Where a line holds "JSON", copy it.

______

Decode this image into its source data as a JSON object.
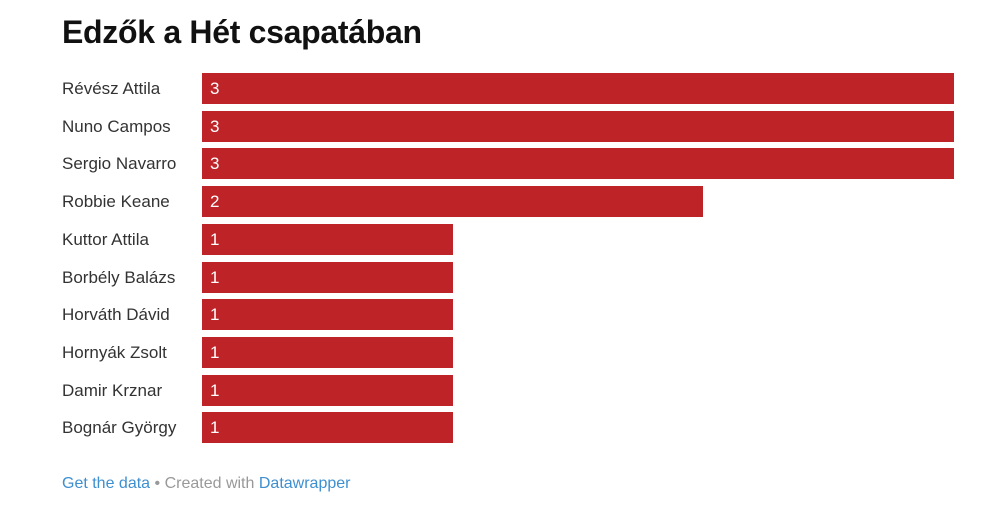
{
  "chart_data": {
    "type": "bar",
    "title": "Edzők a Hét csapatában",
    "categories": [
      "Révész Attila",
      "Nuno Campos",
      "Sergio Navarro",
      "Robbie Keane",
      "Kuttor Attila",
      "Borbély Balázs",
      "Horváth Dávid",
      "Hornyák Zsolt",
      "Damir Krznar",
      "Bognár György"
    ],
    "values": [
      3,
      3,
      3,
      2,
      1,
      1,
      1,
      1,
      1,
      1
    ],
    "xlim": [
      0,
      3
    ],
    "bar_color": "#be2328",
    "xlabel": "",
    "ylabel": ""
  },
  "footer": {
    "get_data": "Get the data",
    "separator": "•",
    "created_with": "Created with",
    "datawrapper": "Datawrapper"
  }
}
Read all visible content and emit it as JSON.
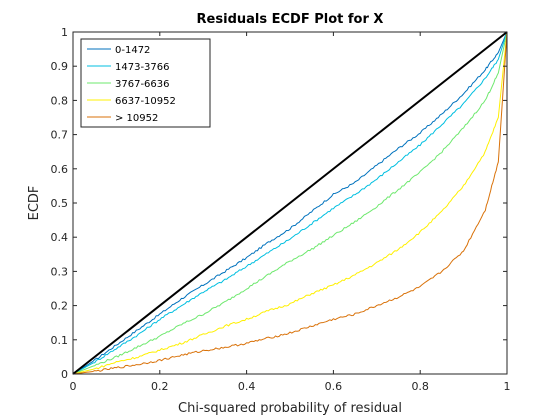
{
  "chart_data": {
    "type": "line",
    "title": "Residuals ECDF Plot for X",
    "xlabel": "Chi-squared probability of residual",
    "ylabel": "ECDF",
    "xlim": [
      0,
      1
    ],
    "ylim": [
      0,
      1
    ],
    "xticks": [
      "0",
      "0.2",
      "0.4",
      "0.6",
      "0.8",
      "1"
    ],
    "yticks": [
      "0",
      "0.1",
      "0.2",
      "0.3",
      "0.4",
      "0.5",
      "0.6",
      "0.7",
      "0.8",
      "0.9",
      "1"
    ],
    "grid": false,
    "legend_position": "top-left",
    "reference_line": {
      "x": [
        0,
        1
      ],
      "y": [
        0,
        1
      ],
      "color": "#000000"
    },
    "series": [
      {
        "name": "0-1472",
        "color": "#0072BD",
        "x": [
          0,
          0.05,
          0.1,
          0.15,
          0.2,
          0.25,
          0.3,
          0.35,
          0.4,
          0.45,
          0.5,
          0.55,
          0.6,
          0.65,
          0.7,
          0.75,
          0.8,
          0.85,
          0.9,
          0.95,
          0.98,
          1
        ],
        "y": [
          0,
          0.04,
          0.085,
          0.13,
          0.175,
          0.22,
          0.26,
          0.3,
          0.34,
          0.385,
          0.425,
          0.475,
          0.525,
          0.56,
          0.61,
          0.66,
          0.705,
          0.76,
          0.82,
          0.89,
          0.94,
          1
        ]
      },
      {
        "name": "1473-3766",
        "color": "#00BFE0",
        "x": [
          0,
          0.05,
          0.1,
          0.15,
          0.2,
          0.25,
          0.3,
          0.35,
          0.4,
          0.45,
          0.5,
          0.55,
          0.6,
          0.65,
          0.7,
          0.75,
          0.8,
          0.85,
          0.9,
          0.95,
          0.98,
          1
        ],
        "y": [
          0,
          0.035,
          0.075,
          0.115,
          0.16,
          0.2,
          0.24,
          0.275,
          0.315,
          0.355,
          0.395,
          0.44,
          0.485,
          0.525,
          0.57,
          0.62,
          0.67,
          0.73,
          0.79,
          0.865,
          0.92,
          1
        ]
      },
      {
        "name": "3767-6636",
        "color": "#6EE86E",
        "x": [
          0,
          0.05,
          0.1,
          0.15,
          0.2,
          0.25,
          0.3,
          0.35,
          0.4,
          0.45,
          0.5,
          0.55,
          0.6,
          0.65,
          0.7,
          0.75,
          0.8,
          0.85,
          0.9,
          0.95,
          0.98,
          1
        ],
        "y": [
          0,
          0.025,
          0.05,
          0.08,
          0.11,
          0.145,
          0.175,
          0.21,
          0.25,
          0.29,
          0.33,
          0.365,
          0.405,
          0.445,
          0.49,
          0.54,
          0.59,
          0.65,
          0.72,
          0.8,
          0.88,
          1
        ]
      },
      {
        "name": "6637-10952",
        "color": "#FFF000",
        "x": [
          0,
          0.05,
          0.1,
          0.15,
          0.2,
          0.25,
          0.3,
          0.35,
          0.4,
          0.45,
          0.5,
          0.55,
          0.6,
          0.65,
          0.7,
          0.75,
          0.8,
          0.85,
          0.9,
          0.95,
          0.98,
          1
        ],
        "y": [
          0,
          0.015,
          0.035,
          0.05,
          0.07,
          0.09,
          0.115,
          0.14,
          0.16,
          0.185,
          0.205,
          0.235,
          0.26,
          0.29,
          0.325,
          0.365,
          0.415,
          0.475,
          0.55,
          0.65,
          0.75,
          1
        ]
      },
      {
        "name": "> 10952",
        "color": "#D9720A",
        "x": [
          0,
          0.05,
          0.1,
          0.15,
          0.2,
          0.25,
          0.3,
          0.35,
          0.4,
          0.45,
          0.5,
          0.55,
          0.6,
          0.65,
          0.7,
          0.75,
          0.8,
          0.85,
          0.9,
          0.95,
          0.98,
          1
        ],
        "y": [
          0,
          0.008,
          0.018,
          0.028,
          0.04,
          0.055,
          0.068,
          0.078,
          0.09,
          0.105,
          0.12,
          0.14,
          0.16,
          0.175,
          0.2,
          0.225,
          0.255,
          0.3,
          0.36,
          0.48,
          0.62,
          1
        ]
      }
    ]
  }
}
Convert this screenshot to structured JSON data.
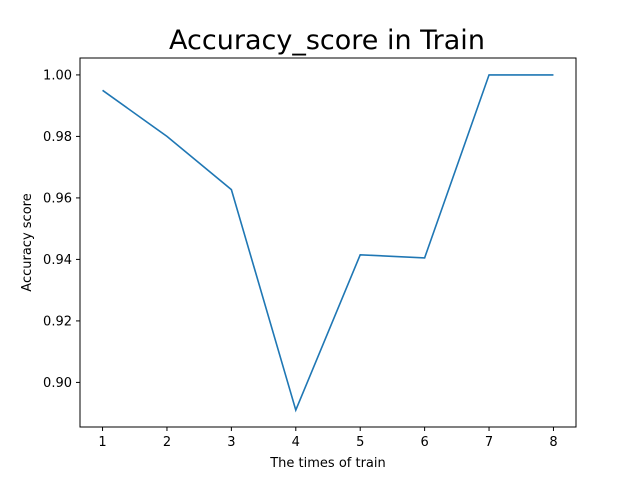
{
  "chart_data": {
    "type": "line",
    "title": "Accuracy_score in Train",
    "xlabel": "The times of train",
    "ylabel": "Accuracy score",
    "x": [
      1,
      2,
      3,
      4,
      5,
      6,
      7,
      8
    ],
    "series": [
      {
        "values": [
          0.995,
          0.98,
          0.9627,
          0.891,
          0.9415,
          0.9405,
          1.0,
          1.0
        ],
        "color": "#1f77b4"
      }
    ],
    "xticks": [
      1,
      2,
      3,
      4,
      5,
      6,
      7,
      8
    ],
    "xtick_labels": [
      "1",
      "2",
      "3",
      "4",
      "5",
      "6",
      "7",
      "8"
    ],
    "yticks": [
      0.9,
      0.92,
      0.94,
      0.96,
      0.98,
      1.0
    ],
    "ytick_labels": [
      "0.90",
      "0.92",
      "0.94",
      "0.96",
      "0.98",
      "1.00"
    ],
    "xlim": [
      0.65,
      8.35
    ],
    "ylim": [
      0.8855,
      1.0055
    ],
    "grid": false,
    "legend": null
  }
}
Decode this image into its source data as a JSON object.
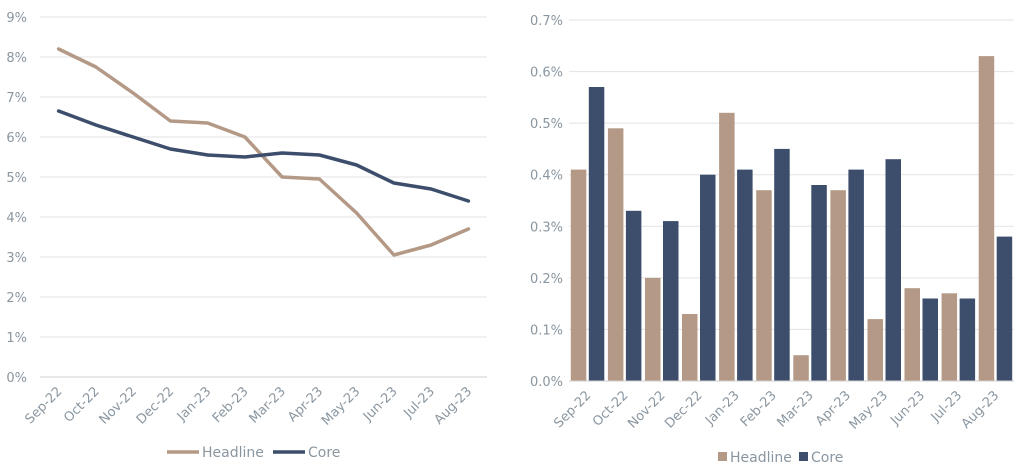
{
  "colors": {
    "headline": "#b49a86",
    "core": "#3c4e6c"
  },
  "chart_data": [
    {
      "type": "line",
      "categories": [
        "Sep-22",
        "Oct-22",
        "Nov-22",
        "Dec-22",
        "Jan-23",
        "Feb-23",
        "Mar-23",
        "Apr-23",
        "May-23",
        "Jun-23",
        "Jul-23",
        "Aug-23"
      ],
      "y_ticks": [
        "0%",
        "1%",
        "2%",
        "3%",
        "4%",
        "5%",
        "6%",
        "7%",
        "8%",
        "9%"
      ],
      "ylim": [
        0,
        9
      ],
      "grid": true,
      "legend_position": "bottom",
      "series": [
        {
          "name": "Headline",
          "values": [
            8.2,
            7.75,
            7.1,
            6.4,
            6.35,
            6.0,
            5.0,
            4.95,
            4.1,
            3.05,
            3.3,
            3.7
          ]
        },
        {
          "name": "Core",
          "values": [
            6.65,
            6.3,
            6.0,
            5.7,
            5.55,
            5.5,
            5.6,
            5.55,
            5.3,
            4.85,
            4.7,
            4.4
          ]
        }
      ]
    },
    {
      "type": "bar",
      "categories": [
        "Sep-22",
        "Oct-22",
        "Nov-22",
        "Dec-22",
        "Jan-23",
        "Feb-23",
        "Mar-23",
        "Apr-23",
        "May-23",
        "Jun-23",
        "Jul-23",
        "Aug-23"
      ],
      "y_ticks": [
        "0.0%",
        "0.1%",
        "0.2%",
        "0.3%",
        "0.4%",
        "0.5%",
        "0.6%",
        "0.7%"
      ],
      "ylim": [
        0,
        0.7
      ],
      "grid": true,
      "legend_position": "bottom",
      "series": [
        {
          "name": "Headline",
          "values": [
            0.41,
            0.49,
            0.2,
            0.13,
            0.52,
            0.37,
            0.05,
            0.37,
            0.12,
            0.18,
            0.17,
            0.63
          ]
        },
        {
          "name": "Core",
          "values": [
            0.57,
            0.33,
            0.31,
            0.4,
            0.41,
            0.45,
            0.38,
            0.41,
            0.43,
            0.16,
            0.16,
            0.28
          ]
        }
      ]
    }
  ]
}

______

THE ANSWER =>
Decode this image into its source data as a JSON object.
Read all visible content and emit it as JSON.
Convert this screenshot to structured JSON data.
Decode this image into its source data as a JSON object.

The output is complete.